# GIVEN PROBLEM
Below are some records; give them all again exactly, but not the pictures.

# EXTRACTED DATA
......
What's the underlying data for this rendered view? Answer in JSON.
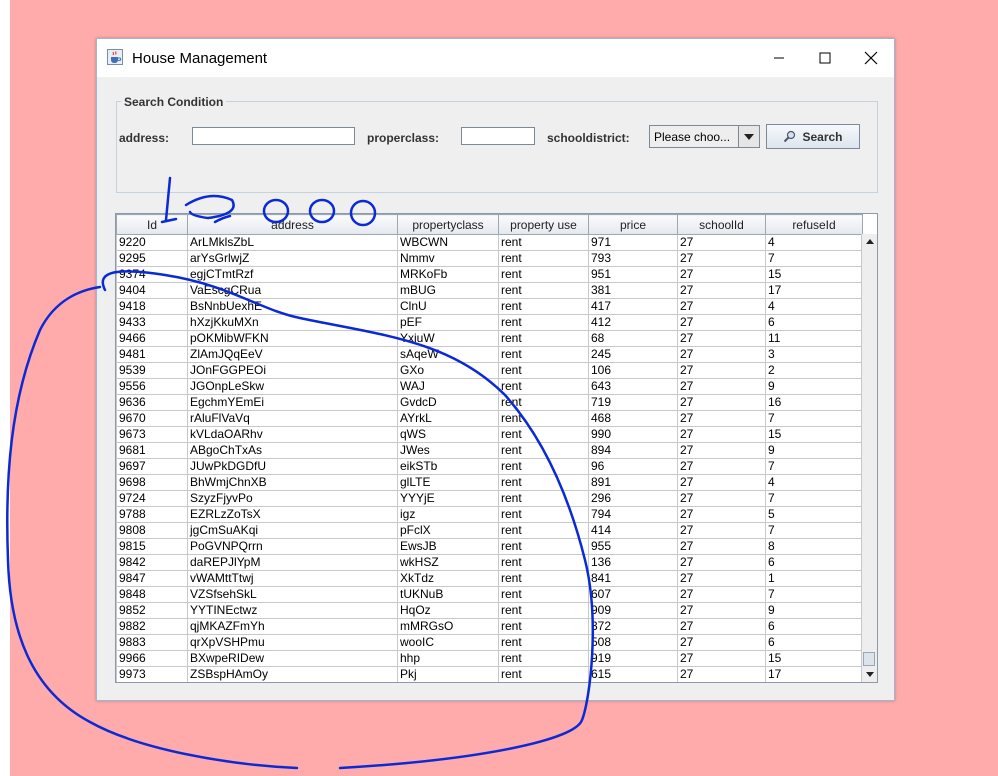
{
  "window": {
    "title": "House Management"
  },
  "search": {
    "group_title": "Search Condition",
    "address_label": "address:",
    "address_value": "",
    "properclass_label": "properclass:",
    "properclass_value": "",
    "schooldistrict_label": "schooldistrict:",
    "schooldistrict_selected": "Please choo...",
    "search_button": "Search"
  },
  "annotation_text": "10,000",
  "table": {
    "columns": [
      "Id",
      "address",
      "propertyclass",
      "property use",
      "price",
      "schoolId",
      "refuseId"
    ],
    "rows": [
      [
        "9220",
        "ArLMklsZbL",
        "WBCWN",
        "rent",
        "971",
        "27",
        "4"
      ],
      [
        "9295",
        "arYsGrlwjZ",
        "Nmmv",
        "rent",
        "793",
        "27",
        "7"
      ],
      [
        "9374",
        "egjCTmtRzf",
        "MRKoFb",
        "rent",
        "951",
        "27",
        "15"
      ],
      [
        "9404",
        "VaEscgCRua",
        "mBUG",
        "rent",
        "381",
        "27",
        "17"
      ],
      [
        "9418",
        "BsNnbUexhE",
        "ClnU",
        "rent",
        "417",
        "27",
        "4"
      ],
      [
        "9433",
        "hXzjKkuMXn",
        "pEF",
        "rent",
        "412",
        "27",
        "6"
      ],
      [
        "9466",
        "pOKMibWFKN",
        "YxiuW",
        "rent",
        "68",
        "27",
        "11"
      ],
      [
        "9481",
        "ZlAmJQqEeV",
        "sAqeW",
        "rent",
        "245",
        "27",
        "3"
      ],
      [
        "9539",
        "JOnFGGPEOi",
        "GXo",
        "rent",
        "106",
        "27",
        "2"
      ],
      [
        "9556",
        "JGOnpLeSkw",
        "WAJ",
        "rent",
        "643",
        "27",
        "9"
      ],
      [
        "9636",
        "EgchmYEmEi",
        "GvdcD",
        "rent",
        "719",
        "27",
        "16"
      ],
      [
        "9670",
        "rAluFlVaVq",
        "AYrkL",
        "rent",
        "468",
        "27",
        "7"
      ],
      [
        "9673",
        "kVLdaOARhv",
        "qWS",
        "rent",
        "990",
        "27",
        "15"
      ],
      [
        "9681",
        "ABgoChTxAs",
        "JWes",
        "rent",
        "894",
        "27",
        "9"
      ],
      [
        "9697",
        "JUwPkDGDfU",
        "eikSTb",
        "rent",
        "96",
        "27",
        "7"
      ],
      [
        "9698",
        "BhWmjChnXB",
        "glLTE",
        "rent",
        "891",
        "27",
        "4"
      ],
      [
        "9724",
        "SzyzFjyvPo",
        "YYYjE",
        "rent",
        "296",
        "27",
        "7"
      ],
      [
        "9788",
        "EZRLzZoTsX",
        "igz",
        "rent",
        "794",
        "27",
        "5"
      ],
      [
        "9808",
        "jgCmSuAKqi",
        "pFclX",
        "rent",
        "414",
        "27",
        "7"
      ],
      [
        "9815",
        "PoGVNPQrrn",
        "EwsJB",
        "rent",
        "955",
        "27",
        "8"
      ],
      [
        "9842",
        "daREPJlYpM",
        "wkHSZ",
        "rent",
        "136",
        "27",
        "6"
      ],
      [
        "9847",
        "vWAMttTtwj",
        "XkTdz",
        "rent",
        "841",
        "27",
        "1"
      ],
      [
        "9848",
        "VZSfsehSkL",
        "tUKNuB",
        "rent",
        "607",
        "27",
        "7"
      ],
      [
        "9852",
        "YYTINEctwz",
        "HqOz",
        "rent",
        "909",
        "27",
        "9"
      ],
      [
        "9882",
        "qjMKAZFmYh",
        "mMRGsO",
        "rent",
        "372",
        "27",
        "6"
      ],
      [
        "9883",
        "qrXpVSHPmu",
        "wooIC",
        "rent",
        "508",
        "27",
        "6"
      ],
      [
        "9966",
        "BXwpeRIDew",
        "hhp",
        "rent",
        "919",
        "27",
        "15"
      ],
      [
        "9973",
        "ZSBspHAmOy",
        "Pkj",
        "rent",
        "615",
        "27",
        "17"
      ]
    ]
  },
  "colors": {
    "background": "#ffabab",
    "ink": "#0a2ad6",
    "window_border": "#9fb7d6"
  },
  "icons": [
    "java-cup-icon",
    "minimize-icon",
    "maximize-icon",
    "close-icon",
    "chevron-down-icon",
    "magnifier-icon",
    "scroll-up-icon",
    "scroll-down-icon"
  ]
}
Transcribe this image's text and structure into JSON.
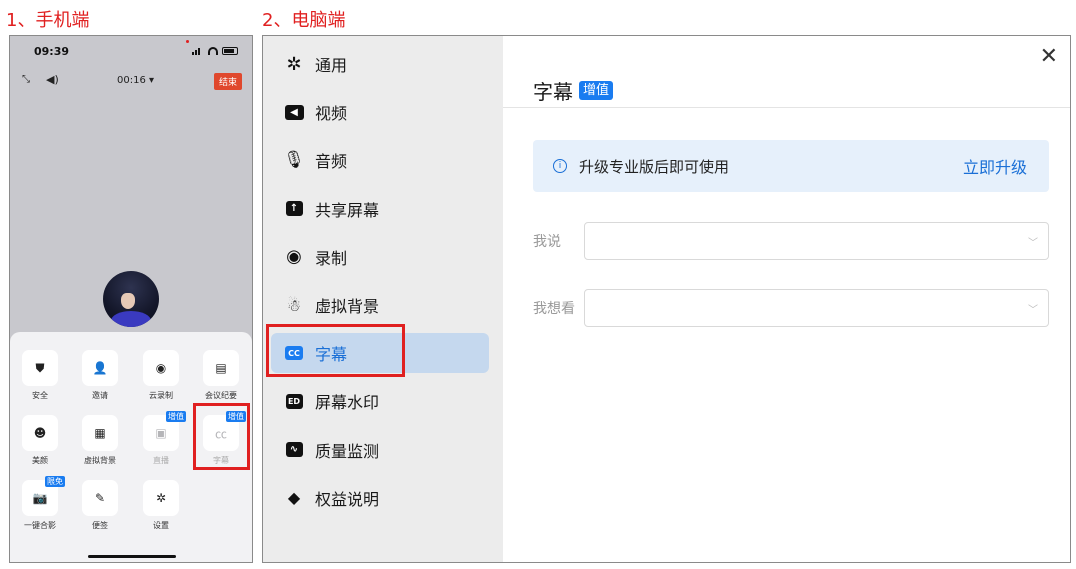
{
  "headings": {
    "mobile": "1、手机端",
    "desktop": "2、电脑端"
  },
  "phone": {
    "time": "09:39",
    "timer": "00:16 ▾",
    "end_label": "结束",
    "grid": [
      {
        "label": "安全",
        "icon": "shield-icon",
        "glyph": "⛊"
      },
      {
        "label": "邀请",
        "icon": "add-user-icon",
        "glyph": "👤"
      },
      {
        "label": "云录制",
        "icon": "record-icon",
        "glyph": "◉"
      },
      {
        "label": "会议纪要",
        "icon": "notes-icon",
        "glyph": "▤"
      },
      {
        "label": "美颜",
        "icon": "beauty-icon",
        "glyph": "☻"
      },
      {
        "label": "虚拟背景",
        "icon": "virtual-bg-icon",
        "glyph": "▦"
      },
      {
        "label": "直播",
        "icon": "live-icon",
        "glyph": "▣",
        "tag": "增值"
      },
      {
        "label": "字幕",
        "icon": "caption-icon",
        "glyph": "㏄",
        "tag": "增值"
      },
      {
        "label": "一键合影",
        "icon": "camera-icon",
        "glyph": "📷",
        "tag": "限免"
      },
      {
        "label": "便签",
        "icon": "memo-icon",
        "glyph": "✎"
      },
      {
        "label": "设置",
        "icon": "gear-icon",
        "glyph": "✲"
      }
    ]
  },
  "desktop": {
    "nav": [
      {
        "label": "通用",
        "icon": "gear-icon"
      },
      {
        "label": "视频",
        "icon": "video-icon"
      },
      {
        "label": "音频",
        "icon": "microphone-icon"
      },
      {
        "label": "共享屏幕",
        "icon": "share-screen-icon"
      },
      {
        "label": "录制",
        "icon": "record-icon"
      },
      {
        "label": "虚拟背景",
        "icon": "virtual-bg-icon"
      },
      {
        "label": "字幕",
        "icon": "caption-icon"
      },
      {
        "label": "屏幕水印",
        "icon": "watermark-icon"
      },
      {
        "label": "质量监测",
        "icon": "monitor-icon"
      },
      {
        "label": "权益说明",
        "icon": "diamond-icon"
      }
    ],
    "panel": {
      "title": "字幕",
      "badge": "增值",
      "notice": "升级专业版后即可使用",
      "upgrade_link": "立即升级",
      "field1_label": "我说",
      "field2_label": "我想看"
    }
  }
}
......
# RESULT FOR THIS TASK
What's the underlying data for this rendered view? Answer in JSON.
{
  "window": {
    "title": "House Management"
  },
  "search": {
    "group_title": "Search Condition",
    "address_label": "address:",
    "address_value": "",
    "properclass_label": "properclass:",
    "properclass_value": "",
    "schooldistrict_label": "schooldistrict:",
    "schooldistrict_selected": "Please choo...",
    "search_button": "Search"
  },
  "annotation_text": "10,000",
  "table": {
    "columns": [
      "Id",
      "address",
      "propertyclass",
      "property use",
      "price",
      "schoolId",
      "refuseId"
    ],
    "rows": [
      [
        "9220",
        "ArLMklsZbL",
        "WBCWN",
        "rent",
        "971",
        "27",
        "4"
      ],
      [
        "9295",
        "arYsGrlwjZ",
        "Nmmv",
        "rent",
        "793",
        "27",
        "7"
      ],
      [
        "9374",
        "egjCTmtRzf",
        "MRKoFb",
        "rent",
        "951",
        "27",
        "15"
      ],
      [
        "9404",
        "VaEscgCRua",
        "mBUG",
        "rent",
        "381",
        "27",
        "17"
      ],
      [
        "9418",
        "BsNnbUexhE",
        "ClnU",
        "rent",
        "417",
        "27",
        "4"
      ],
      [
        "9433",
        "hXzjKkuMXn",
        "pEF",
        "rent",
        "412",
        "27",
        "6"
      ],
      [
        "9466",
        "pOKMibWFKN",
        "YxiuW",
        "rent",
        "68",
        "27",
        "11"
      ],
      [
        "9481",
        "ZlAmJQqEeV",
        "sAqeW",
        "rent",
        "245",
        "27",
        "3"
      ],
      [
        "9539",
        "JOnFGGPEOi",
        "GXo",
        "rent",
        "106",
        "27",
        "2"
      ],
      [
        "9556",
        "JGOnpLeSkw",
        "WAJ",
        "rent",
        "643",
        "27",
        "9"
      ],
      [
        "9636",
        "EgchmYEmEi",
        "GvdcD",
        "rent",
        "719",
        "27",
        "16"
      ],
      [
        "9670",
        "rAluFlVaVq",
        "AYrkL",
        "rent",
        "468",
        "27",
        "7"
      ],
      [
        "9673",
        "kVLdaOARhv",
        "qWS",
        "rent",
        "990",
        "27",
        "15"
      ],
      [
        "9681",
        "ABgoChTxAs",
        "JWes",
        "rent",
        "894",
        "27",
        "9"
      ],
      [
        "9697",
        "JUwPkDGDfU",
        "eikSTb",
        "rent",
        "96",
        "27",
        "7"
      ],
      [
        "9698",
        "BhWmjChnXB",
        "glLTE",
        "rent",
        "891",
        "27",
        "4"
      ],
      [
        "9724",
        "SzyzFjyvPo",
        "YYYjE",
        "rent",
        "296",
        "27",
        "7"
      ],
      [
        "9788",
        "EZRLzZoTsX",
        "igz",
        "rent",
        "794",
        "27",
        "5"
      ],
      [
        "9808",
        "jgCmSuAKqi",
        "pFclX",
        "rent",
        "414",
        "27",
        "7"
      ],
      [
        "9815",
        "PoGVNPQrrn",
        "EwsJB",
        "rent",
        "955",
        "27",
        "8"
      ],
      [
        "9842",
        "daREPJlYpM",
        "wkHSZ",
        "rent",
        "136",
        "27",
        "6"
      ],
      [
        "9847",
        "vWAMttTtwj",
        "XkTdz",
        "rent",
        "841",
        "27",
        "1"
      ],
      [
        "9848",
        "VZSfsehSkL",
        "tUKNuB",
        "rent",
        "607",
        "27",
        "7"
      ],
      [
        "9852",
        "YYTINEctwz",
        "HqOz",
        "rent",
        "909",
        "27",
        "9"
      ],
      [
        "9882",
        "qjMKAZFmYh",
        "mMRGsO",
        "rent",
        "372",
        "27",
        "6"
      ],
      [
        "9883",
        "qrXpVSHPmu",
        "wooIC",
        "rent",
        "508",
        "27",
        "6"
      ],
      [
        "9966",
        "BXwpeRIDew",
        "hhp",
        "rent",
        "919",
        "27",
        "15"
      ],
      [
        "9973",
        "ZSBspHAmOy",
        "Pkj",
        "rent",
        "615",
        "27",
        "17"
      ]
    ]
  },
  "colors": {
    "background": "#ffabab",
    "ink": "#0a2ad6",
    "window_border": "#9fb7d6"
  },
  "icons": [
    "java-cup-icon",
    "minimize-icon",
    "maximize-icon",
    "close-icon",
    "chevron-down-icon",
    "magnifier-icon",
    "scroll-up-icon",
    "scroll-down-icon"
  ]
}
Transcribe this image's text and structure into JSON.
{
  "headings": {
    "mobile": "1、手机端",
    "desktop": "2、电脑端"
  },
  "phone": {
    "time": "09:39",
    "timer": "00:16 ▾",
    "end_label": "结束",
    "grid": [
      {
        "label": "安全",
        "icon": "shield-icon",
        "glyph": "⛊"
      },
      {
        "label": "邀请",
        "icon": "add-user-icon",
        "glyph": "👤"
      },
      {
        "label": "云录制",
        "icon": "record-icon",
        "glyph": "◉"
      },
      {
        "label": "会议纪要",
        "icon": "notes-icon",
        "glyph": "▤"
      },
      {
        "label": "美颜",
        "icon": "beauty-icon",
        "glyph": "☻"
      },
      {
        "label": "虚拟背景",
        "icon": "virtual-bg-icon",
        "glyph": "▦"
      },
      {
        "label": "直播",
        "icon": "live-icon",
        "glyph": "▣",
        "tag": "增值"
      },
      {
        "label": "字幕",
        "icon": "caption-icon",
        "glyph": "㏄",
        "tag": "增值"
      },
      {
        "label": "一键合影",
        "icon": "camera-icon",
        "glyph": "📷",
        "tag": "限免"
      },
      {
        "label": "便签",
        "icon": "memo-icon",
        "glyph": "✎"
      },
      {
        "label": "设置",
        "icon": "gear-icon",
        "glyph": "✲"
      }
    ]
  },
  "desktop": {
    "nav": [
      {
        "label": "通用",
        "icon": "gear-icon"
      },
      {
        "label": "视频",
        "icon": "video-icon"
      },
      {
        "label": "音频",
        "icon": "microphone-icon"
      },
      {
        "label": "共享屏幕",
        "icon": "share-screen-icon"
      },
      {
        "label": "录制",
        "icon": "record-icon"
      },
      {
        "label": "虚拟背景",
        "icon": "virtual-bg-icon"
      },
      {
        "label": "字幕",
        "icon": "caption-icon"
      },
      {
        "label": "屏幕水印",
        "icon": "watermark-icon"
      },
      {
        "label": "质量监测",
        "icon": "monitor-icon"
      },
      {
        "label": "权益说明",
        "icon": "diamond-icon"
      }
    ],
    "panel": {
      "title": "字幕",
      "badge": "增值",
      "notice": "升级专业版后即可使用",
      "upgrade_link": "立即升级",
      "field1_label": "我说",
      "field2_label": "我想看"
    }
  }
}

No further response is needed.